Task to complete >>
Repeat every record below exactly, leaving out the pictures.

—————

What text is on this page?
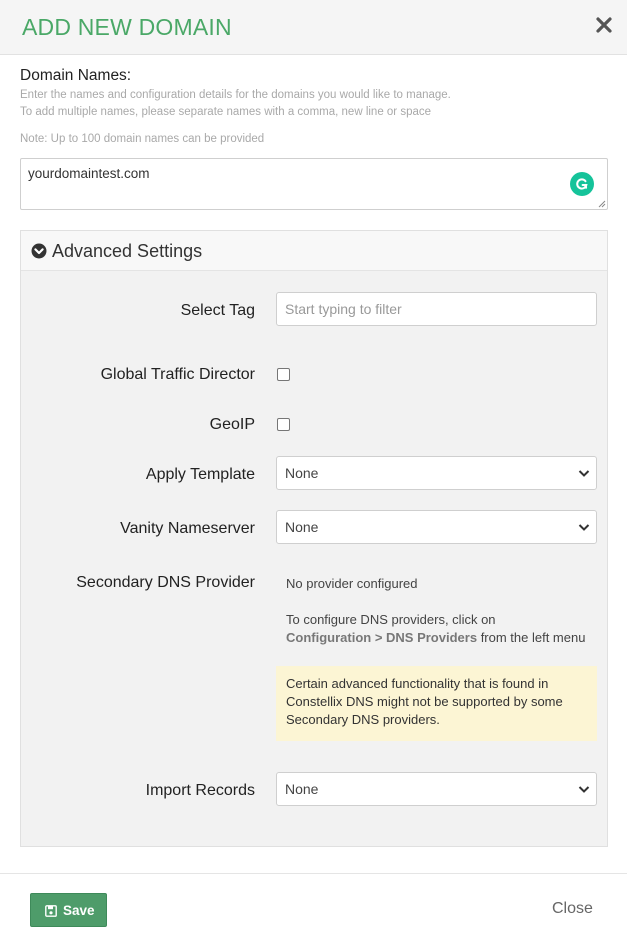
ADD NEW DOMAIN
Domain Names:
Enter the names and configuration details for the domains you would like to manage.
To add multiple names, please separate names with a comma, new line or space
Note: Up to 100 domain names can be provided
yourdomaintest.com
Advanced Settings
Select Tag Start typing to filter
Global Traffic Director
GeoIP
Apply Template None
Vanity Nameserver None
Secondary DNS Provider No provider configured
To configure DNS providers, click on
Configuration > DNS Providers from the left menu
Certain advanced functionality that is found in Constellix DNS might not be supported by some Secondary DNS providers.
Import Records None
Save	Close
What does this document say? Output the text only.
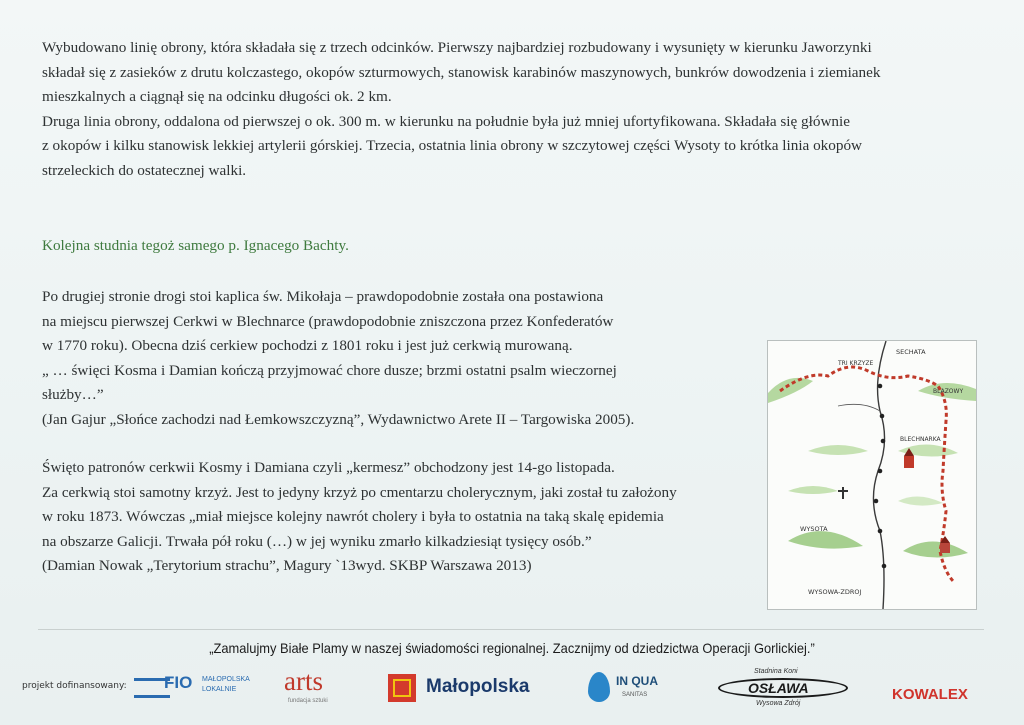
Wybudowano linię obrony, która składała się z trzech odcinków. Pierwszy najbardziej rozbudowany i wysunięty w kierunku Jaworzynki
składał się z zasieków z drutu kolczastego, okopów szturmowych, stanowisk karabinów maszynowych, bunkrów dowodzenia i ziemianek
mieszkalnych a ciągnął się na odcinku długości ok. 2 km.
Druga linia obrony, oddalona od pierwszej o ok. 300 m. w kierunku na południe była już mniej ufortyfikowana. Składała się głównie
z okopów i kilku stanowisk lekkiej artylerii górskiej. Trzecia, ostatnia linia obrony w szczytowej części Wysoty to krótka linia okopów
strzeleckich do ostatecznej walki.

Kolejna studnia tegoż samego p. Ignacego Bachty.

Po drugiej stronie drogi stoi kaplica św. Mikołaja – prawdopodobnie została ona postawiona
na miejscu pierwszej Cerkwi w Blechnarce (prawdopodobnie zniszczona przez Konfederatów
w 1770 roku). Obecna dziś cerkiew pochodzi z 1801 roku i jest już cerkwią murowaną.
„ … święci Kosma i Damian kończą przyjmować chore dusze; brzmi ostatni psalm wieczornej
służby…”
(Jan Gajur „Słońce zachodzi nad Łemkowszczyzną”, Wydawnictwo Arete II – Targowiska 2005).

Święto patronów cerkwii Kosmy i Damiana czyli „kermesz” obchodzony jest 14-go listopada.
Za cerkwią stoi samotny krzyż. Jest to jedyny krzyż po cmentarzu cholerycznym, jaki został tu założony
w roku 1873. Wówczas „miał miejsce kolejny nawrót cholery i była to ostatnia na taką skalę epidemia
na obszarze Galicji. Trwała pół roku (…) w jej wyniku zmarło kilkadziesiąt tysięcy osób.”
(Damian Nowak „Terytorium strachu”, Magury `13wyd. SKBP Warszawa 2013)

SECHATA
TRI KRZYZE
BLAZOWY
BLECHNARKA
WYSOTA
WYSOWA-ZDROJ
„Zamalujmy Białe Plamy w naszej świadomości regionalnej. Zacznijmy od dziedzictwa Operacji Gorlickiej.”
projekt dofinansowany: FIO MAŁOPOLSKA
LOKALNIE arts
fundacja sztuki
Małopolska	IN QUA
SANITAS
Stadnina Koni
OSŁAWA
Wysowa Zdrój
KOWALEX
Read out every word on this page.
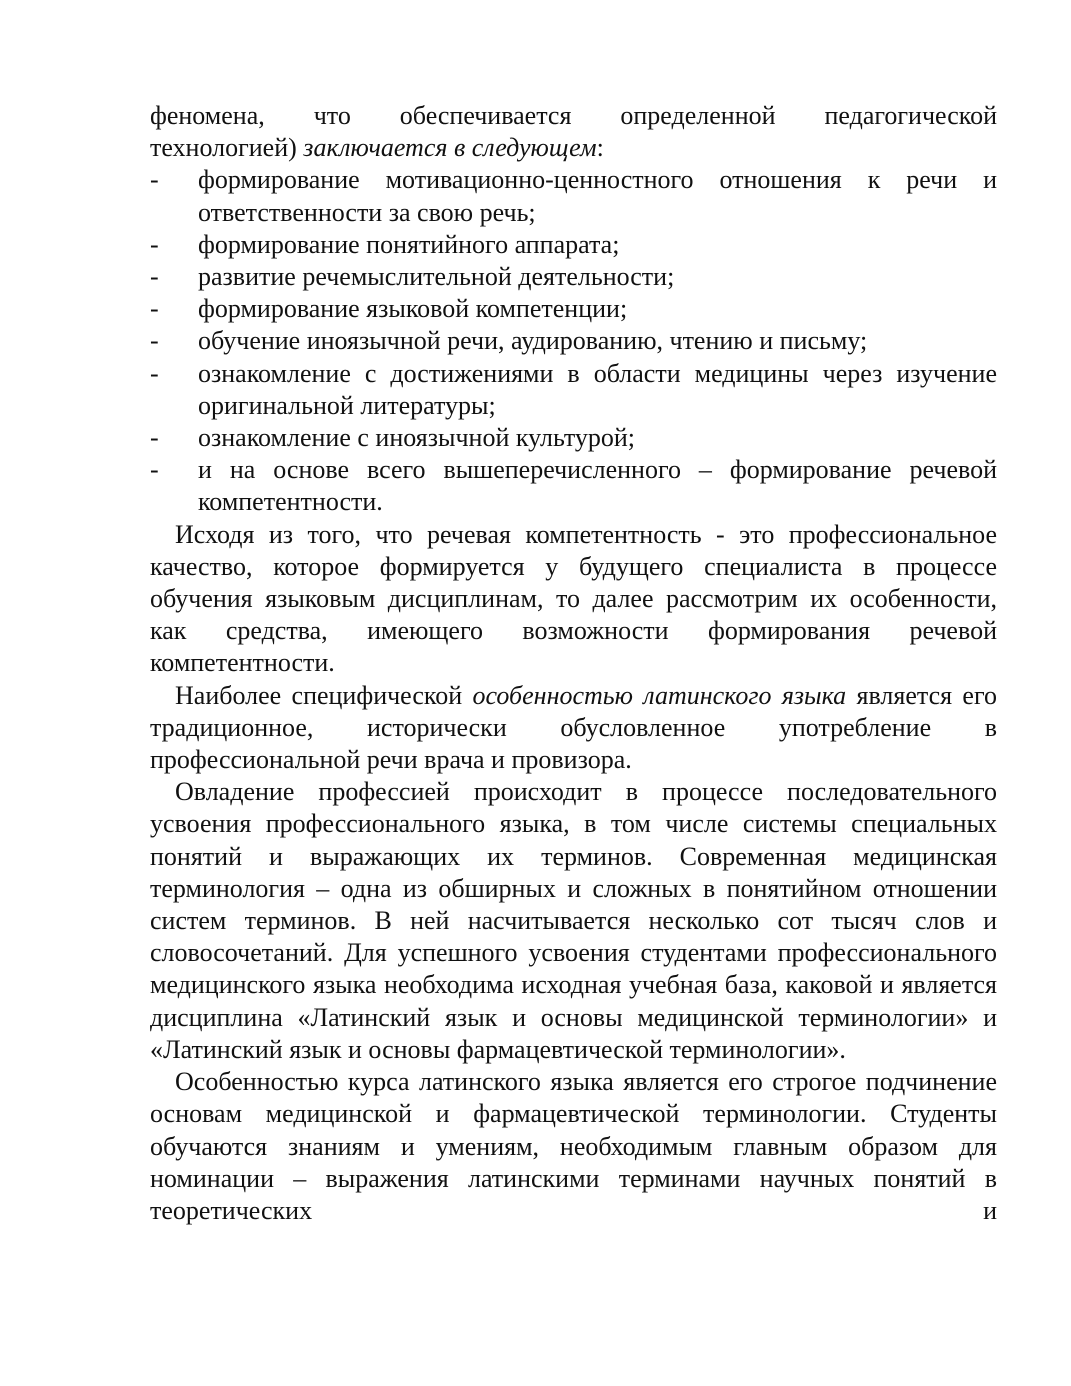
феномена, что обеспечивается определенной педагогической
технологией) заключается в следующем:

- формирование мотивационно-ценностного отношения к речи и ответственности за свою речь;
- формирование понятийного аппарата;
- развитие речемыслительной деятельности;
- формирование языковой компетенции;
- обучение иноязычной речи, аудированию, чтению и письму;
- ознакомление с достижениями в области медицины через изучение оригинальной литературы;
- ознакомление с иноязычной культурой;
- и на основе всего вышеперечисленного – формирование речевой компетентности.

Исходя из того, что речевая компетентность - это профессиональное качество, которое формируется у будущего специалиста в процессе обучения языковым дисциплинам, то далее рассмотрим их особенности, как средства, имеющего возможности формирования речевой компетентности.

Наиболее специфической особенностью латинского языка является его традиционное, исторически обусловленное употребление в профессиональной речи врача и провизора.

Овладение профессией происходит в процессе последовательного усвоения профессионального языка, в том числе системы специальных понятий и выражающих их терминов. Современная медицинская терминология – одна из обширных и сложных в понятийном отношении систем терминов. В ней насчитывается несколько сот тысяч слов и словосочетаний. Для успешного усвоения студентами профессионального медицинского языка необходима исходная учебная база, каковой и является дисциплина «Латинский язык и основы медицинской терминологии» и «Латинский язык и основы фармацевтической терминологии».

Особенностью курса латинского языка является его строгое подчинение основам медицинской и фармацевтической терминологии. Студенты обучаются знаниям и умениям, необходимым главным образом для номинации – выражения латинскими терминами научных понятий в теоретических и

—————

Reply >>
What text is on this page?
ADD NEW DOMAIN
Domain Names:
Enter the names and configuration details for the domains you would like to manage.
To add multiple names, please separate names with a comma, new line or space
Note: Up to 100 domain names can be provided
yourdomaintest.com
Advanced Settings
Select Tag Start typing to filter
Global Traffic Director
GeoIP
Apply Template None
Vanity Nameserver None
Secondary DNS Provider No provider configured
To configure DNS providers, click on
Configuration > DNS Providers from the left menu
Certain advanced functionality that is found in Constellix DNS might not be supported by some Secondary DNS providers.
Import Records None
Save	Close
What does this document say? Output the text only.
Wybudowano linię obrony, która składała się z trzech odcinków. Pierwszy najbardziej rozbudowany i wysunięty w kierunku Jaworzynki
składał się z zasieków z drutu kolczastego, okopów szturmowych, stanowisk karabinów maszynowych, bunkrów dowodzenia i ziemianek
mieszkalnych a ciągnął się na odcinku długości ok. 2 km.
Druga linia obrony, oddalona od pierwszej o ok. 300 m. w kierunku na południe była już mniej ufortyfikowana. Składała się głównie
z okopów i kilku stanowisk lekkiej artylerii górskiej. Trzecia, ostatnia linia obrony w szczytowej części Wysoty to krótka linia okopów
strzeleckich do ostatecznej walki.

Kolejna studnia tegoż samego p. Ignacego Bachty.

Po drugiej stronie drogi stoi kaplica św. Mikołaja – prawdopodobnie została ona postawiona
na miejscu pierwszej Cerkwi w Blechnarce (prawdopodobnie zniszczona przez Konfederatów
w 1770 roku). Obecna dziś cerkiew pochodzi z 1801 roku i jest już cerkwią murowaną.
„ … święci Kosma i Damian kończą przyjmować chore dusze; brzmi ostatni psalm wieczornej
służby…”
(Jan Gajur „Słońce zachodzi nad Łemkowszczyzną”, Wydawnictwo Arete II – Targowiska 2005).

Święto patronów cerkwii Kosmy i Damiana czyli „kermesz” obchodzony jest 14-go listopada.
Za cerkwią stoi samotny krzyż. Jest to jedyny krzyż po cmentarzu cholerycznym, jaki został tu założony
w roku 1873. Wówczas „miał miejsce kolejny nawrót cholery i była to ostatnia na taką skalę epidemia
na obszarze Galicji. Trwała pół roku (…) w jej wyniku zmarło kilkadziesiąt tysięcy osób.”
(Damian Nowak „Terytorium strachu”, Magury `13wyd. SKBP Warszawa 2013)

SECHATA
TRI KRZYZE
BLAZOWY
BLECHNARKA
WYSOTA
WYSOWA-ZDROJ
„Zamalujmy Białe Plamy w naszej świadomości regionalnej. Zacznijmy od dziedzictwa Operacji Gorlickiej.”
projekt dofinansowany: FIO MAŁOPOLSKA
LOKALNIE arts
fundacja sztuki
Małopolska	IN QUA
SANITAS
Stadnina Koni
OSŁAWA
Wysowa Zdrój
KOWALEX
Read out every word on this page.
феномена, что обеспечивается определенной педагогической
технологией) заключается в следующем:

- формирование мотивационно-ценностного отношения к речи и ответственности за свою речь;
- формирование понятийного аппарата;
- развитие речемыслительной деятельности;
- формирование языковой компетенции;
- обучение иноязычной речи, аудированию, чтению и письму;
- ознакомление с достижениями в области медицины через изучение оригинальной литературы;
- ознакомление с иноязычной культурой;
- и на основе всего вышеперечисленного – формирование речевой компетентности.

Исходя из того, что речевая компетентность - это профессиональное качество, которое формируется у будущего специалиста в процессе обучения языковым дисциплинам, то далее рассмотрим их особенности, как средства, имеющего возможности формирования речевой компетентности.

Наиболее специфической особенностью латинского языка является его традиционное, исторически обусловленное употребление в профессиональной речи врача и провизора.

Овладение профессией происходит в процессе последовательного усвоения профессионального языка, в том числе системы специальных понятий и выражающих их терминов. Современная медицинская терминология – одна из обширных и сложных в понятийном отношении систем терминов. В ней насчитывается несколько сот тысяч слов и словосочетаний. Для успешного усвоения студентами профессионального медицинского языка необходима исходная учебная база, каковой и является дисциплина «Латинский язык и основы медицинской терминологии» и «Латинский язык и основы фармацевтической терминологии».

Особенностью курса латинского языка является его строгое подчинение основам медицинской и фармацевтической терминологии. Студенты обучаются знаниям и умениям, необходимым главным образом для номинации – выражения латинскими терминами научных понятий в теоретических и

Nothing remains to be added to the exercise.